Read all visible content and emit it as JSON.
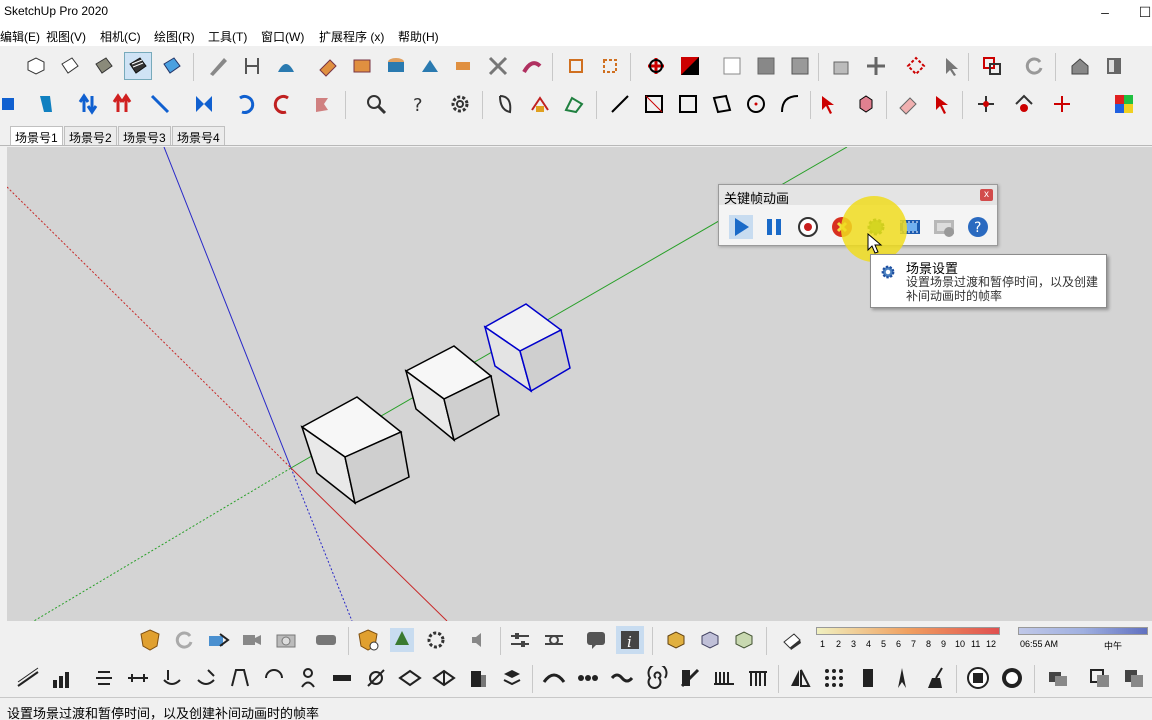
{
  "app": {
    "title": "SketchUp Pro 2020"
  },
  "window_controls": {
    "minimize": "–",
    "maximize": "☐"
  },
  "menubar": {
    "items": [
      "编辑(E)",
      "视图(V)",
      "相机(C)",
      "绘图(R)",
      "工具(T)",
      "窗口(W)",
      "扩展程序 (x)",
      "帮助(H)"
    ]
  },
  "scene_tabs": {
    "items": [
      "场景号1",
      "场景号2",
      "场景号3",
      "场景号4"
    ],
    "active_index": 0
  },
  "keyframe_panel": {
    "title": "关键帧动画",
    "close_label": "x",
    "buttons": [
      "play-icon",
      "pause-icon",
      "record-icon",
      "stop-icon",
      "scene-settings-icon",
      "film-icon",
      "film-delete-icon",
      "help-icon"
    ]
  },
  "tooltip": {
    "title": "场景设置",
    "description": "设置场景过渡和暂停时间，以及创建补间动画时的帧率"
  },
  "shadow_bar": {
    "month_ticks": [
      "1",
      "2",
      "3",
      "4",
      "5",
      "6",
      "7",
      "8",
      "9",
      "10",
      "11",
      "12"
    ],
    "time_start": "06:55 AM",
    "time_noon": "中午"
  },
  "status": {
    "text": "设置场景过渡和暂停时间，以及创建补间动画时的帧率"
  },
  "colors": {
    "axis_blue": "#2828c8",
    "axis_green": "#28a028",
    "axis_red": "#c82828",
    "selection_blue": "#0000cc",
    "highlight_yellow": "#f0dc1e",
    "viewport_bg": "#d4d4d4"
  }
}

..........

§ TASK DESCRIPTION
Pictures excluded, quote all the data above exactly.

§ RESULT
Read all visible content and emit it as JSON.
{
  "app": {
    "title": "SketchUp Pro 2020"
  },
  "window_controls": {
    "minimize": "–",
    "maximize": "☐"
  },
  "menubar": {
    "items": [
      "编辑(E)",
      "视图(V)",
      "相机(C)",
      "绘图(R)",
      "工具(T)",
      "窗口(W)",
      "扩展程序 (x)",
      "帮助(H)"
    ]
  },
  "scene_tabs": {
    "items": [
      "场景号1",
      "场景号2",
      "场景号3",
      "场景号4"
    ],
    "active_index": 0
  },
  "keyframe_panel": {
    "title": "关键帧动画",
    "close_label": "x",
    "buttons": [
      "play-icon",
      "pause-icon",
      "record-icon",
      "stop-icon",
      "scene-settings-icon",
      "film-icon",
      "film-delete-icon",
      "help-icon"
    ]
  },
  "tooltip": {
    "title": "场景设置",
    "description": "设置场景过渡和暂停时间，以及创建补间动画时的帧率"
  },
  "shadow_bar": {
    "month_ticks": [
      "1",
      "2",
      "3",
      "4",
      "5",
      "6",
      "7",
      "8",
      "9",
      "10",
      "11",
      "12"
    ],
    "time_start": "06:55 AM",
    "time_noon": "中午"
  },
  "status": {
    "text": "设置场景过渡和暂停时间，以及创建补间动画时的帧率"
  },
  "colors": {
    "axis_blue": "#2828c8",
    "axis_green": "#28a028",
    "axis_red": "#c82828",
    "selection_blue": "#0000cc",
    "highlight_yellow": "#f0dc1e",
    "viewport_bg": "#d4d4d4"
  }
}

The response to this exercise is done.